#### Problem details
Every line of the material is to be repeated exactly as it stands.

#### Supplied information
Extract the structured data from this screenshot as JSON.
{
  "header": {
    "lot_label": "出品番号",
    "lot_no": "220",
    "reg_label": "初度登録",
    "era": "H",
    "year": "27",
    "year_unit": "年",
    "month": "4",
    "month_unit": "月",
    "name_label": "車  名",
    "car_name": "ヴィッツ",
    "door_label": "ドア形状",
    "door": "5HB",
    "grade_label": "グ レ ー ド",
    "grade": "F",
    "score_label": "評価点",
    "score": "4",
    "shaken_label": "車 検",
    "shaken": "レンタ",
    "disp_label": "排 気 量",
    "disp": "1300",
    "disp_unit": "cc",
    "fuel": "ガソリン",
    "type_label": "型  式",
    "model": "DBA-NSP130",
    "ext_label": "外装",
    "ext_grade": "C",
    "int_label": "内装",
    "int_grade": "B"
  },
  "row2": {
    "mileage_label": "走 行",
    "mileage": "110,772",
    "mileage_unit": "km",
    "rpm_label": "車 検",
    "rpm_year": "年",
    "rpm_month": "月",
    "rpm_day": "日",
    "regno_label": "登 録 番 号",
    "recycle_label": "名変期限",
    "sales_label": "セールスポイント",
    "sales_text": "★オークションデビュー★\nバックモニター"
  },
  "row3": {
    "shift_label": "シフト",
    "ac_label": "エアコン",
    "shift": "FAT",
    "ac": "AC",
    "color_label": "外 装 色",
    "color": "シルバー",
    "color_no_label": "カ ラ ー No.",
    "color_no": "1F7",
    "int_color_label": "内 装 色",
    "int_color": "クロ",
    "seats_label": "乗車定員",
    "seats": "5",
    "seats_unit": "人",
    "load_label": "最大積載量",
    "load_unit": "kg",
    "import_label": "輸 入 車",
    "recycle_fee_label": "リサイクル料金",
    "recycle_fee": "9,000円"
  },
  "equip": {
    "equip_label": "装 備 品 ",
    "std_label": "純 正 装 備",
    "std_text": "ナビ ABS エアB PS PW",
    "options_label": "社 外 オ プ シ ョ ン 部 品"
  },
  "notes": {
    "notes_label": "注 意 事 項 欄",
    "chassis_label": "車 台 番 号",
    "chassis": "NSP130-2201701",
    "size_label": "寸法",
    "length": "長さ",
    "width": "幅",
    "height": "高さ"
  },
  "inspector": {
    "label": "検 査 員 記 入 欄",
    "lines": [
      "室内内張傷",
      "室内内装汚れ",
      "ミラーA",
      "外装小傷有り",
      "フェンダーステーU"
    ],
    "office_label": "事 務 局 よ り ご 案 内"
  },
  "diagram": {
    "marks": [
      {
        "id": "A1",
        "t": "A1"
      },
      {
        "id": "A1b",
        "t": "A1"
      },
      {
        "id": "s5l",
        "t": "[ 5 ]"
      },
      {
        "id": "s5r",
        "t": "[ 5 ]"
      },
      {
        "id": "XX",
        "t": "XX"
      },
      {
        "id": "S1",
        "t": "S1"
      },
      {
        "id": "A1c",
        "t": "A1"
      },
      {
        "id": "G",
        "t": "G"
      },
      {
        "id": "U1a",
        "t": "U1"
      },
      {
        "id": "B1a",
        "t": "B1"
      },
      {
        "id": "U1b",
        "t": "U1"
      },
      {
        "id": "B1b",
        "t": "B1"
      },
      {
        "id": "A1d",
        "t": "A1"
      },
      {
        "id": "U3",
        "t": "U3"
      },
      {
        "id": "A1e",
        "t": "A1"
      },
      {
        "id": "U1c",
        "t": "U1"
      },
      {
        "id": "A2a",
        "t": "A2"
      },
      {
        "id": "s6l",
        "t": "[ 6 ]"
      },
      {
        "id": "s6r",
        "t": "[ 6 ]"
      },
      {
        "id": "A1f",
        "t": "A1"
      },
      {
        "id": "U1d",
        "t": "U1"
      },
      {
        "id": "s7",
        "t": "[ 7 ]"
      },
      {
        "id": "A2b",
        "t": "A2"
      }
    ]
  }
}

#### Solution
Extract the structured data from this screenshot as JSON.
{
  "header": {
    "lot_label": "出品番号",
    "lot_no": "220",
    "reg_label": "初度登録",
    "era": "H",
    "year": "27",
    "year_unit": "年",
    "month": "4",
    "month_unit": "月",
    "name_label": "車  名",
    "car_name": "ヴィッツ",
    "door_label": "ドア形状",
    "door": "5HB",
    "grade_label": "グ レ ー ド",
    "grade": "F",
    "score_label": "評価点",
    "score": "4",
    "shaken_label": "車 検",
    "shaken": "レンタ",
    "disp_label": "排 気 量",
    "disp": "1300",
    "disp_unit": "cc",
    "fuel": "ガソリン",
    "type_label": "型  式",
    "model": "DBA-NSP130",
    "ext_label": "外装",
    "ext_grade": "C",
    "int_label": "内装",
    "int_grade": "B"
  },
  "row2": {
    "mileage_label": "走 行",
    "mileage": "110,772",
    "mileage_unit": "km",
    "rpm_label": "車 検",
    "rpm_year": "年",
    "rpm_month": "月",
    "rpm_day": "日",
    "regno_label": "登 録 番 号",
    "recycle_label": "名変期限",
    "sales_label": "セールスポイント",
    "sales_text": "★オークションデビュー★\nバックモニター"
  },
  "row3": {
    "shift_label": "シフト",
    "ac_label": "エアコン",
    "shift": "FAT",
    "ac": "AC",
    "color_label": "外 装 色",
    "color": "シルバー",
    "color_no_label": "カ ラ ー No.",
    "color_no": "1F7",
    "int_color_label": "内 装 色",
    "int_color": "クロ",
    "seats_label": "乗車定員",
    "seats": "5",
    "seats_unit": "人",
    "load_label": "最大積載量",
    "load_unit": "kg",
    "import_label": "輸 入 車",
    "recycle_fee_label": "リサイクル料金",
    "recycle_fee": "9,000円"
  },
  "equip": {
    "equip_label": "装 備 品 ",
    "std_label": "純 正 装 備",
    "std_text": "ナビ ABS エアB PS PW",
    "options_label": "社 外 オ プ シ ョ ン 部 品"
  },
  "notes": {
    "notes_label": "注 意 事 項 欄",
    "chassis_label": "車 台 番 号",
    "chassis": "NSP130-2201701",
    "size_label": "寸法",
    "length": "長さ",
    "width": "幅",
    "height": "高さ"
  },
  "inspector": {
    "label": "検 査 員 記 入 欄",
    "lines": [
      "室内内張傷",
      "室内内装汚れ",
      "ミラーA",
      "外装小傷有り",
      "フェンダーステーU"
    ],
    "office_label": "事 務 局 よ り ご 案 内"
  },
  "diagram": {
    "marks": [
      {
        "id": "A1",
        "t": "A1"
      },
      {
        "id": "A1b",
        "t": "A1"
      },
      {
        "id": "s5l",
        "t": "[ 5 ]"
      },
      {
        "id": "s5r",
        "t": "[ 5 ]"
      },
      {
        "id": "XX",
        "t": "XX"
      },
      {
        "id": "S1",
        "t": "S1"
      },
      {
        "id": "A1c",
        "t": "A1"
      },
      {
        "id": "G",
        "t": "G"
      },
      {
        "id": "U1a",
        "t": "U1"
      },
      {
        "id": "B1a",
        "t": "B1"
      },
      {
        "id": "U1b",
        "t": "U1"
      },
      {
        "id": "B1b",
        "t": "B1"
      },
      {
        "id": "A1d",
        "t": "A1"
      },
      {
        "id": "U3",
        "t": "U3"
      },
      {
        "id": "A1e",
        "t": "A1"
      },
      {
        "id": "U1c",
        "t": "U1"
      },
      {
        "id": "A2a",
        "t": "A2"
      },
      {
        "id": "s6l",
        "t": "[ 6 ]"
      },
      {
        "id": "s6r",
        "t": "[ 6 ]"
      },
      {
        "id": "A1f",
        "t": "A1"
      },
      {
        "id": "U1d",
        "t": "U1"
      },
      {
        "id": "s7",
        "t": "[ 7 ]"
      },
      {
        "id": "A2b",
        "t": "A2"
      }
    ]
  }
}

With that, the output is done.